# Work to be completed
Repeat what the lines below say, word for word, and skip every image.

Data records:
• • •

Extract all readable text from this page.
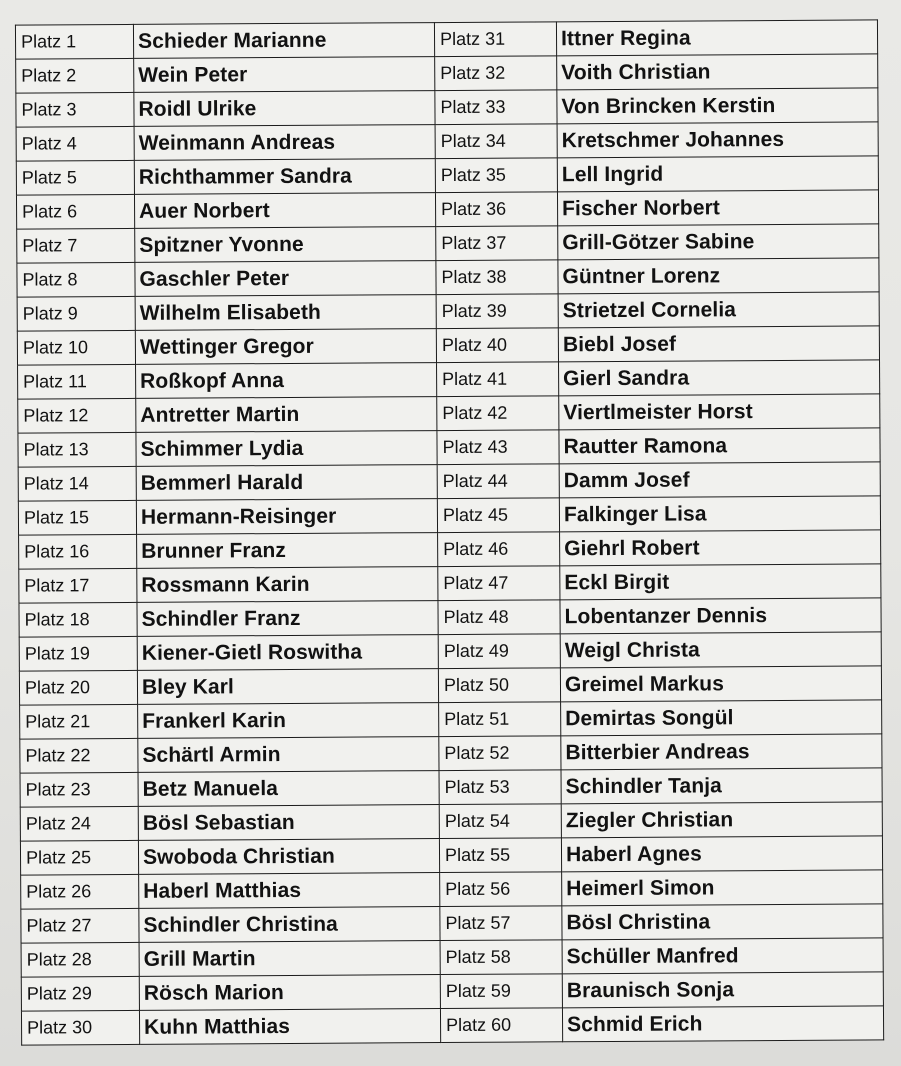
Platz 1	Schieder Marianne	Platz 31	Ittner Regina
Platz 2	Wein Peter	Platz 32	Voith Christian
Platz 3	Roidl Ulrike	Platz 33	Von Brincken Kerstin
Platz 4	Weinmann Andreas	Platz 34	Kretschmer Johannes
Platz 5	Richthammer Sandra	Platz 35	Lell Ingrid
Platz 6	Auer Norbert	Platz 36	Fischer Norbert
Platz 7	Spitzner Yvonne	Platz 37	Grill-Götzer Sabine
Platz 8	Gaschler Peter	Platz 38	Güntner Lorenz
Platz 9	Wilhelm Elisabeth	Platz 39	Strietzel Cornelia
Platz 10	Wettinger Gregor	Platz 40	Biebl Josef
Platz 11	Roßkopf Anna	Platz 41	Gierl Sandra
Platz 12	Antretter Martin	Platz 42	Viertlmeister Horst
Platz 13	Schimmer Lydia	Platz 43	Rautter Ramona
Platz 14	Bemmerl Harald	Platz 44	Damm Josef
Platz 15	Hermann-Reisinger	Platz 45	Falkinger Lisa
Platz 16	Brunner Franz	Platz 46	Giehrl Robert
Platz 17	Rossmann Karin	Platz 47	Eckl Birgit
Platz 18	Schindler Franz	Platz 48	Lobentanzer Dennis
Platz 19	Kiener-Gietl Roswitha	Platz 49	Weigl Christa
Platz 20	Bley Karl	Platz 50	Greimel Markus
Platz 21	Frankerl Karin	Platz 51	Demirtas Songül
Platz 22	Schärtl Armin	Platz 52	Bitterbier Andreas
Platz 23	Betz Manuela	Platz 53	Schindler Tanja
Platz 24	Bösl Sebastian	Platz 54	Ziegler Christian
Platz 25	Swoboda Christian	Platz 55	Haberl Agnes
Platz 26	Haberl Matthias	Platz 56	Heimerl Simon
Platz 27	Schindler Christina	Platz 57	Bösl Christina
Platz 28	Grill Martin	Platz 58	Schüller Manfred
Platz 29	Rösch Marion	Platz 59	Braunisch Sonja
Platz 30	Kuhn Matthias	Platz 60	Schmid Erich
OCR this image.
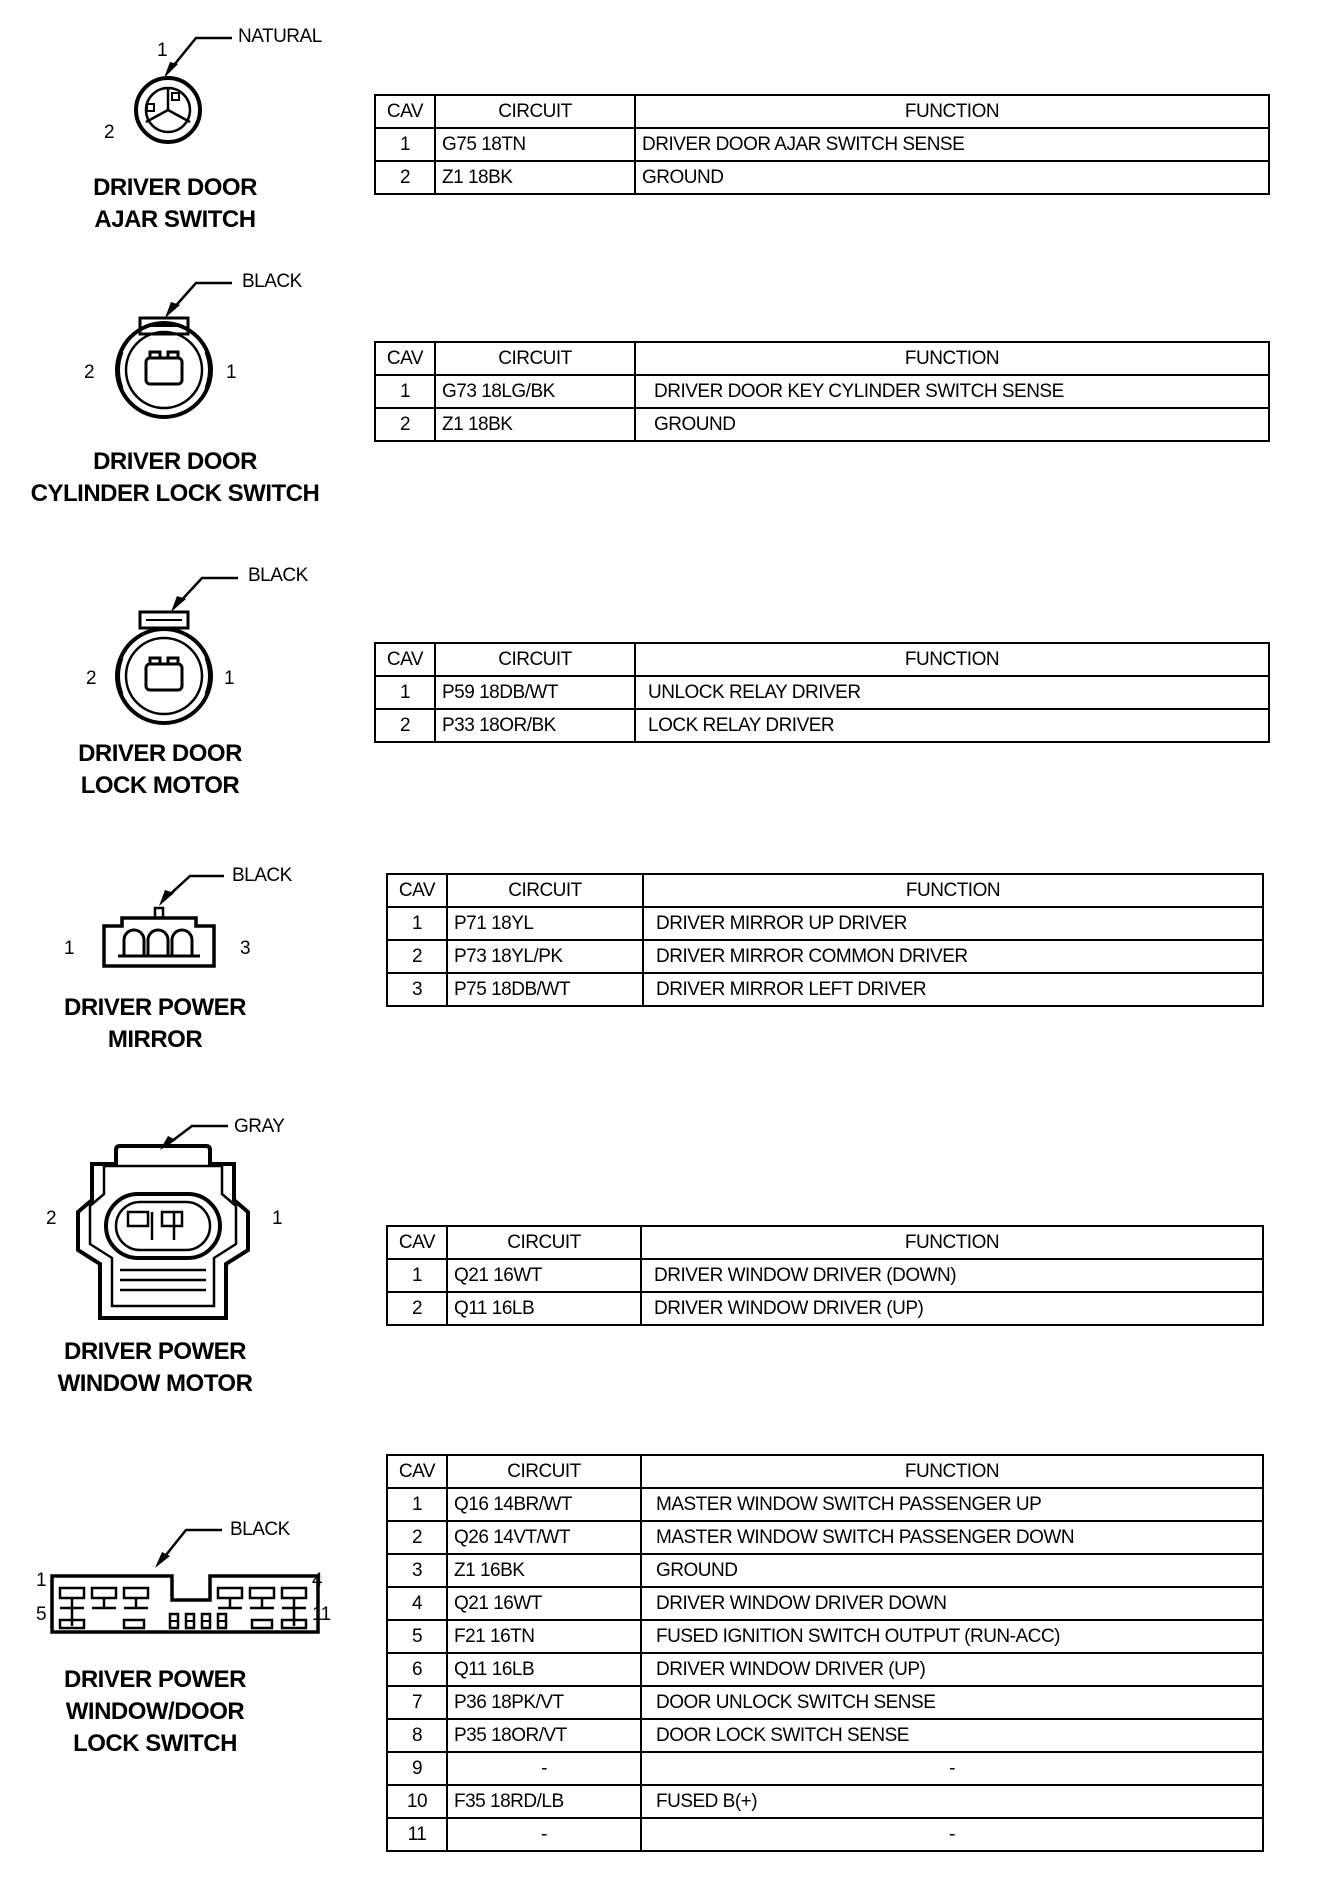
NATURAL
1
2
DRIVER DOOR
AJAR SWITCH
CAV	CIRCUIT	FUNCTION
1	G75 18TN	DRIVER DOOR AJAR SWITCH SENSE
2	Z1 18BK	GROUND
BLACK
2	1
DRIVER DOOR
CYLINDER LOCK SWITCH
CAV	CIRCUIT	FUNCTION
1	G73 18LG/BK	DRIVER DOOR KEY CYLINDER SWITCH SENSE
2	Z1 18BK	GROUND
BLACK
2	1
DRIVER DOOR
LOCK MOTOR
CAV	CIRCUIT	FUNCTION
1	P59 18DB/WT	UNLOCK RELAY DRIVER
2	P33 18OR/BK	LOCK RELAY DRIVER
BLACK
1	3
DRIVER POWER
MIRROR
CAV	CIRCUIT	FUNCTION
1	P71 18YL	DRIVER MIRROR UP DRIVER
2	P73 18YL/PK	DRIVER MIRROR COMMON DRIVER
3	P75 18DB/WT	DRIVER MIRROR LEFT DRIVER
GRAY
2	1
DRIVER POWER
WINDOW MOTOR
CAV	CIRCUIT	FUNCTION
1	Q21 16WT	DRIVER WINDOW DRIVER (DOWN)
2	Q11 16LB	DRIVER WINDOW DRIVER (UP)
BLACK
1	4
5	11
DRIVER POWER
WINDOW/DOOR
LOCK SWITCH
CAV	CIRCUIT	FUNCTION
1	Q16 14BR/WT	MASTER WINDOW SWITCH PASSENGER UP
2	Q26 14VT/WT	MASTER WINDOW SWITCH PASSENGER DOWN
3	Z1 16BK	GROUND
4	Q21 16WT	DRIVER WINDOW DRIVER DOWN
5	F21 16TN	FUSED IGNITION SWITCH OUTPUT (RUN-ACC)
6	Q11 16LB	DRIVER WINDOW DRIVER (UP)
7	P36 18PK/VT	DOOR UNLOCK SWITCH SENSE
8	P35 18OR/VT	DOOR LOCK SWITCH SENSE
9	-	-
10	F35 18RD/LB	FUSED B(+)
11	-	-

• • •

# Solution to the exercise
Extract all readable text from this page.
Platz 1	Schieder Marianne	Platz 31	Ittner Regina
Platz 2	Wein Peter	Platz 32	Voith Christian
Platz 3	Roidl Ulrike	Platz 33	Von Brincken Kerstin
Platz 4	Weinmann Andreas	Platz 34	Kretschmer Johannes
Platz 5	Richthammer Sandra	Platz 35	Lell Ingrid
Platz 6	Auer Norbert	Platz 36	Fischer Norbert
Platz 7	Spitzner Yvonne	Platz 37	Grill-Götzer Sabine
Platz 8	Gaschler Peter	Platz 38	Güntner Lorenz
Platz 9	Wilhelm Elisabeth	Platz 39	Strietzel Cornelia
Platz 10	Wettinger Gregor	Platz 40	Biebl Josef
Platz 11	Roßkopf Anna	Platz 41	Gierl Sandra
Platz 12	Antretter Martin	Platz 42	Viertlmeister Horst
Platz 13	Schimmer Lydia	Platz 43	Rautter Ramona
Platz 14	Bemmerl Harald	Platz 44	Damm Josef
Platz 15	Hermann-Reisinger	Platz 45	Falkinger Lisa
Platz 16	Brunner Franz	Platz 46	Giehrl Robert
Platz 17	Rossmann Karin	Platz 47	Eckl Birgit
Platz 18	Schindler Franz	Platz 48	Lobentanzer Dennis
Platz 19	Kiener-Gietl Roswitha	Platz 49	Weigl Christa
Platz 20	Bley Karl	Platz 50	Greimel Markus
Platz 21	Frankerl Karin	Platz 51	Demirtas Songül
Platz 22	Schärtl Armin	Platz 52	Bitterbier Andreas
Platz 23	Betz Manuela	Platz 53	Schindler Tanja
Platz 24	Bösl Sebastian	Platz 54	Ziegler Christian
Platz 25	Swoboda Christian	Platz 55	Haberl Agnes
Platz 26	Haberl Matthias	Platz 56	Heimerl Simon
Platz 27	Schindler Christina	Platz 57	Bösl Christina
Platz 28	Grill Martin	Platz 58	Schüller Manfred
Platz 29	Rösch Marion	Platz 59	Braunisch Sonja
Platz 30	Kuhn Matthias	Platz 60	Schmid Erich
OCR this image.
NATURAL
1
2
DRIVER DOOR
AJAR SWITCH
CAV	CIRCUIT	FUNCTION
1	G75 18TN	DRIVER DOOR AJAR SWITCH SENSE
2	Z1 18BK	GROUND
BLACK
2	1
DRIVER DOOR
CYLINDER LOCK SWITCH
CAV	CIRCUIT	FUNCTION
1	G73 18LG/BK	DRIVER DOOR KEY CYLINDER SWITCH SENSE
2	Z1 18BK	GROUND
BLACK
2	1
DRIVER DOOR
LOCK MOTOR
CAV	CIRCUIT	FUNCTION
1	P59 18DB/WT	UNLOCK RELAY DRIVER
2	P33 18OR/BK	LOCK RELAY DRIVER
BLACK
1	3
DRIVER POWER
MIRROR
CAV	CIRCUIT	FUNCTION
1	P71 18YL	DRIVER MIRROR UP DRIVER
2	P73 18YL/PK	DRIVER MIRROR COMMON DRIVER
3	P75 18DB/WT	DRIVER MIRROR LEFT DRIVER
GRAY
2	1
DRIVER POWER
WINDOW MOTOR
CAV	CIRCUIT	FUNCTION
1	Q21 16WT	DRIVER WINDOW DRIVER (DOWN)
2	Q11 16LB	DRIVER WINDOW DRIVER (UP)
BLACK
1	4
5	11
DRIVER POWER
WINDOW/DOOR
LOCK SWITCH
CAV	CIRCUIT	FUNCTION
1	Q16 14BR/WT	MASTER WINDOW SWITCH PASSENGER UP
2	Q26 14VT/WT	MASTER WINDOW SWITCH PASSENGER DOWN
3	Z1 16BK	GROUND
4	Q21 16WT	DRIVER WINDOW DRIVER DOWN
5	F21 16TN	FUSED IGNITION SWITCH OUTPUT (RUN-ACC)
6	Q11 16LB	DRIVER WINDOW DRIVER (UP)
7	P36 18PK/VT	DOOR UNLOCK SWITCH SENSE
8	P35 18OR/VT	DOOR LOCK SWITCH SENSE
9	-	-
10	F35 18RD/LB	FUSED B(+)
11	-	-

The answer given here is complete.